*WORK INSTRUCTIONS*: Return the records that follow, matching each one exactly.

*ENTRIES SHOWN*:
-- -- --

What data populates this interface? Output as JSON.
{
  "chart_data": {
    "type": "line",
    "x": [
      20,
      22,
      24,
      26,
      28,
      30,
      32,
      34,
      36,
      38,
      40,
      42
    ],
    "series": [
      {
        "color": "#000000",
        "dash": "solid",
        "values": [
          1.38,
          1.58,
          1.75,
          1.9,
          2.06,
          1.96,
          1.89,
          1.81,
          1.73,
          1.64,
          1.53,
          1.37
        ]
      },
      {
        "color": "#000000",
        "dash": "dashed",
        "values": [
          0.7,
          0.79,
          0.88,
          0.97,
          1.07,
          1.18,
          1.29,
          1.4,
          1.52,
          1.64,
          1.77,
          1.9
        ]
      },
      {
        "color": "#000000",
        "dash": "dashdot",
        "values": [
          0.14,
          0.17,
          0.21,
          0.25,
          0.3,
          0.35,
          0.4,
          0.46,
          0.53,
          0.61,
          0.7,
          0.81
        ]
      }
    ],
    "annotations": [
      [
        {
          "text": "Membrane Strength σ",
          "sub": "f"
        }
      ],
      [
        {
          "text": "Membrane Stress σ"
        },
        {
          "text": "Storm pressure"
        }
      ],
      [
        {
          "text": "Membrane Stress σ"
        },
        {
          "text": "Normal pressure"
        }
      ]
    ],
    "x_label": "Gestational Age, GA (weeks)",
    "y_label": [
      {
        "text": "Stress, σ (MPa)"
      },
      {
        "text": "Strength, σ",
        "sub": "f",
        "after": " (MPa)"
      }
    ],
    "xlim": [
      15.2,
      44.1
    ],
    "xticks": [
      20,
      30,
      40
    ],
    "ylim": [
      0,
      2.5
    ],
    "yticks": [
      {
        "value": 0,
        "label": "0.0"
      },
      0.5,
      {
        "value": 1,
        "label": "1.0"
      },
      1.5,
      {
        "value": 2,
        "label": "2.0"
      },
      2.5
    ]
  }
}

-- -- --

*FULL RESPONSE*:
What data populates this interface? Output as JSON.
{
  "chart_data": {
    "type": "line",
    "x": [
      20,
      22,
      24,
      26,
      28,
      30,
      32,
      34,
      36,
      38,
      40,
      42
    ],
    "series": [
      {
        "color": "#000000",
        "dash": "solid",
        "values": [
          1.38,
          1.58,
          1.75,
          1.9,
          2.06,
          1.96,
          1.89,
          1.81,
          1.73,
          1.64,
          1.53,
          1.37
        ]
      },
      {
        "color": "#000000",
        "dash": "dashed",
        "values": [
          0.7,
          0.79,
          0.88,
          0.97,
          1.07,
          1.18,
          1.29,
          1.4,
          1.52,
          1.64,
          1.77,
          1.9
        ]
      },
      {
        "color": "#000000",
        "dash": "dashdot",
        "values": [
          0.14,
          0.17,
          0.21,
          0.25,
          0.3,
          0.35,
          0.4,
          0.46,
          0.53,
          0.61,
          0.7,
          0.81
        ]
      }
    ],
    "annotations": [
      [
        {
          "text": "Membrane Strength σ",
          "sub": "f"
        }
      ],
      [
        {
          "text": "Membrane Stress σ"
        },
        {
          "text": "Storm pressure"
        }
      ],
      [
        {
          "text": "Membrane Stress σ"
        },
        {
          "text": "Normal pressure"
        }
      ]
    ],
    "x_label": "Gestational Age, GA (weeks)",
    "y_label": [
      {
        "text": "Stress, σ (MPa)"
      },
      {
        "text": "Strength, σ",
        "sub": "f",
        "after": " (MPa)"
      }
    ],
    "xlim": [
      15.2,
      44.1
    ],
    "xticks": [
      20,
      30,
      40
    ],
    "ylim": [
      0,
      2.5
    ],
    "yticks": [
      {
        "value": 0,
        "label": "0.0"
      },
      0.5,
      {
        "value": 1,
        "label": "1.0"
      },
      1.5,
      {
        "value": 2,
        "label": "2.0"
      },
      2.5
    ]
  }
}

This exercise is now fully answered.